* AIM
Repeat each entry as written and leave the images out of the copy.

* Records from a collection
▼
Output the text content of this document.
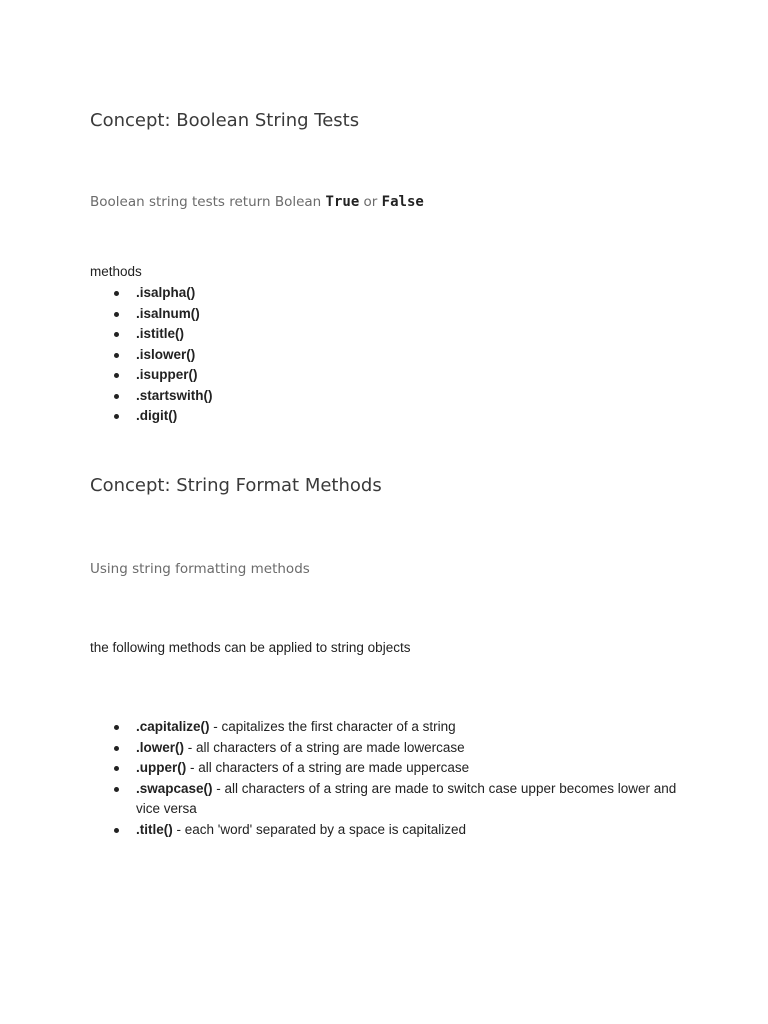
Concept: Boolean String Tests

Boolean string tests return Bolean True or False

methods

.isalpha()
.isalnum()
.istitle()
.islower()
.isupper()
.startswith()
.digit()
Concept: String Format Methods

Using string formatting methods

the following methods can be applied to string objects

.capitalize() - capitalizes the first character of a string
.lower() - all characters of a string are made lowercase
.upper() - all characters of a string are made uppercase
.swapcase() - all characters of a string are made to switch case upper becomes lower and vice versa
.title() - each 'word' separated by a space is capitalized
▲
* RESPONSE TO THE EXERCISE
Output the text content of this document.
Concept: Boolean String Tests

Boolean string tests return Bolean True or False

methods

.isalpha()
.isalnum()
.istitle()
.islower()
.isupper()
.startswith()
.digit()
Concept: String Format Methods

Using string formatting methods

the following methods can be applied to string objects

.capitalize() - capitalizes the first character of a string
.lower() - all characters of a string are made lowercase
.upper() - all characters of a string are made uppercase
.swapcase() - all characters of a string are made to switch case upper becomes lower and vice versa
.title() - each 'word' separated by a space is capitalized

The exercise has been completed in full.